REQUIRED WORK: Show every line in the entries below where the word "parameter" appears.

::: EXCERPTED DATA :::

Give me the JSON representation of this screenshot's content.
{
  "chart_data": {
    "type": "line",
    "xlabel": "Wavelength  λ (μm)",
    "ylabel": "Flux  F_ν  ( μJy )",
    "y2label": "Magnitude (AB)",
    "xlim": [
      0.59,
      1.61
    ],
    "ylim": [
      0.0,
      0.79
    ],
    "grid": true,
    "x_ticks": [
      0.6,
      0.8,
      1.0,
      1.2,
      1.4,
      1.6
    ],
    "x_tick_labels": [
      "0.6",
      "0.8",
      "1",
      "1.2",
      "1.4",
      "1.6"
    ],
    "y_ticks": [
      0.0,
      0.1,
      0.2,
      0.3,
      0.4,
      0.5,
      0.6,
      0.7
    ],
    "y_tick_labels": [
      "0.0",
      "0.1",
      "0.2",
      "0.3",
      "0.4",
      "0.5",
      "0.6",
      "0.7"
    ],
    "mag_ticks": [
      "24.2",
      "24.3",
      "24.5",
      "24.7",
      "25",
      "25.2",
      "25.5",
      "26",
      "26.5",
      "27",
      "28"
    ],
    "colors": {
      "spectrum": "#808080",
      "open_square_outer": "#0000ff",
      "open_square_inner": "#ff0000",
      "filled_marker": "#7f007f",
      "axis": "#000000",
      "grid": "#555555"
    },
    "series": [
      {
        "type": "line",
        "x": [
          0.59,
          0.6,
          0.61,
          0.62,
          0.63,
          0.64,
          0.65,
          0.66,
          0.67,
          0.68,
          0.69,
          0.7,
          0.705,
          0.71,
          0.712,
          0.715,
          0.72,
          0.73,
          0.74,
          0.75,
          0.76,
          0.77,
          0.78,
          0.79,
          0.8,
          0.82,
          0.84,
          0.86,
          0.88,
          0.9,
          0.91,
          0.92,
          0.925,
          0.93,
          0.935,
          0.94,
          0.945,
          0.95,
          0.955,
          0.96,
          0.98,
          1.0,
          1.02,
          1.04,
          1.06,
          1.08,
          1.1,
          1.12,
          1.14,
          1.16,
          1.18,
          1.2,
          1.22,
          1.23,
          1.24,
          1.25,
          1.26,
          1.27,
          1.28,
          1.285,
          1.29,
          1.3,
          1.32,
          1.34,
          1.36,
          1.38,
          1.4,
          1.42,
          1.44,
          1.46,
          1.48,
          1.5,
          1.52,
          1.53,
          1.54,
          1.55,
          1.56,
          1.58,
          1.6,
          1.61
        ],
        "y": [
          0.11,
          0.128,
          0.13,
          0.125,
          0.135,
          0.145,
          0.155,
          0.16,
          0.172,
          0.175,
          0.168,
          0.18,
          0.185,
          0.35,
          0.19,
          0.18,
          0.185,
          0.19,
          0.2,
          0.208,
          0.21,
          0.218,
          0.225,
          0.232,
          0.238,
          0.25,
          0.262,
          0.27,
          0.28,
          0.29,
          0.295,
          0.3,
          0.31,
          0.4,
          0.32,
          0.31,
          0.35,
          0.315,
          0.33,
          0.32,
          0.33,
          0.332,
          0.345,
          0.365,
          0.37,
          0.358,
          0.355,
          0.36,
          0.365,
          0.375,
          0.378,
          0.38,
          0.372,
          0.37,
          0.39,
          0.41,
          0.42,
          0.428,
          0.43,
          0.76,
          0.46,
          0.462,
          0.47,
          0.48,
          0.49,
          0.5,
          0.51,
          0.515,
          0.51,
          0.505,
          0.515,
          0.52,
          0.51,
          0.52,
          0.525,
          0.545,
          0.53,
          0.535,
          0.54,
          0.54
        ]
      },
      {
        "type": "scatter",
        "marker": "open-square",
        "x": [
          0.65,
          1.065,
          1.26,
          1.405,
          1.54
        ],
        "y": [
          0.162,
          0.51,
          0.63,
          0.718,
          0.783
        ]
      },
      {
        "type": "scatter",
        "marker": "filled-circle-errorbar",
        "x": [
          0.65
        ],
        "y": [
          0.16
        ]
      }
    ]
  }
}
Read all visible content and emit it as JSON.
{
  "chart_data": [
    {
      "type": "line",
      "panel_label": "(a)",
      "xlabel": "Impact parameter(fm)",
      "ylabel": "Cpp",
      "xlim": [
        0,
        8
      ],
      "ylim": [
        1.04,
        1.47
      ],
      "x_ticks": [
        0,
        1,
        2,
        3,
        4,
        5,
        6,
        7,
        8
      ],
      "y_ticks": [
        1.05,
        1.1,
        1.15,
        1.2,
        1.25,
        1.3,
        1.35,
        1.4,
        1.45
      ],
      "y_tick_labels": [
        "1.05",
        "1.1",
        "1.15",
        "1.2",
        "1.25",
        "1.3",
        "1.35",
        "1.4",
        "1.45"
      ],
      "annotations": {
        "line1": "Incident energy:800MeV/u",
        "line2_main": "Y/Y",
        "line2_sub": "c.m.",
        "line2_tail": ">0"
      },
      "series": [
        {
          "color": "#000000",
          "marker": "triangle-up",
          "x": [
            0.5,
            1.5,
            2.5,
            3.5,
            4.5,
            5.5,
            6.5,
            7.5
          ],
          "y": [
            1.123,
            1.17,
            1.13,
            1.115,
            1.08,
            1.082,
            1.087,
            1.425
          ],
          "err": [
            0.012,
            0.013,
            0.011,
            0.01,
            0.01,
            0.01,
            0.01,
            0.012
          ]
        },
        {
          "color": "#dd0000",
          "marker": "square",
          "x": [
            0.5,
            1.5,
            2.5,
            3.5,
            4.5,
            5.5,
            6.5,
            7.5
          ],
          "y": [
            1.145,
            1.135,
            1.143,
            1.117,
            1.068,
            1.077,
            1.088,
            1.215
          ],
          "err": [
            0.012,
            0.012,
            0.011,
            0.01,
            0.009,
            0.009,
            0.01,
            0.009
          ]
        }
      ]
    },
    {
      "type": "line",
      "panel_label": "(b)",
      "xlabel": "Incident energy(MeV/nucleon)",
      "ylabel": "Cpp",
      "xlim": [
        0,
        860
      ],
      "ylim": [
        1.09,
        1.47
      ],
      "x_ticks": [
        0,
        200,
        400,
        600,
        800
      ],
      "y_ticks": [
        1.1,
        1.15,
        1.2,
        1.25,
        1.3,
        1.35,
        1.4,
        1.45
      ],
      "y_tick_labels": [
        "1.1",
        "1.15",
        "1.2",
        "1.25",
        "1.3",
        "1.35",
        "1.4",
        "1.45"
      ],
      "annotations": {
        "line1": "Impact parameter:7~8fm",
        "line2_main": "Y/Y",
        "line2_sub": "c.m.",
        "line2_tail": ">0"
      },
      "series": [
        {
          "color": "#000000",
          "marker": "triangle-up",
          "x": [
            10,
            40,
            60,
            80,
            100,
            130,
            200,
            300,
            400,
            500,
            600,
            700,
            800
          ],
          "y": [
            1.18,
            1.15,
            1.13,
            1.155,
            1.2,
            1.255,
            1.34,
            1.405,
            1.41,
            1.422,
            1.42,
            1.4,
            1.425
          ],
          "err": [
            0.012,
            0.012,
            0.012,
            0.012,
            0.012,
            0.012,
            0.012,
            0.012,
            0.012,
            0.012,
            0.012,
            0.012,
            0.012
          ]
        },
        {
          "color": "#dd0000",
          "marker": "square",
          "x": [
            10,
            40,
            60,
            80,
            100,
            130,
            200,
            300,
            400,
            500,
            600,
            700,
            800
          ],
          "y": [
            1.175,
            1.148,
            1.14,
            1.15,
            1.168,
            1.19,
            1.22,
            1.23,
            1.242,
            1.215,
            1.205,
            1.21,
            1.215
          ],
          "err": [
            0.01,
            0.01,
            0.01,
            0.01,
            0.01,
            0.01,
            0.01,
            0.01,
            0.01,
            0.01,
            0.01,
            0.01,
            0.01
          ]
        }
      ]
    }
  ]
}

:::

RESPONSE TO THE EXERCISE:
      "xlabel": "Impact parameter(fm)",
        "line1": "Impact parameter:7~8fm",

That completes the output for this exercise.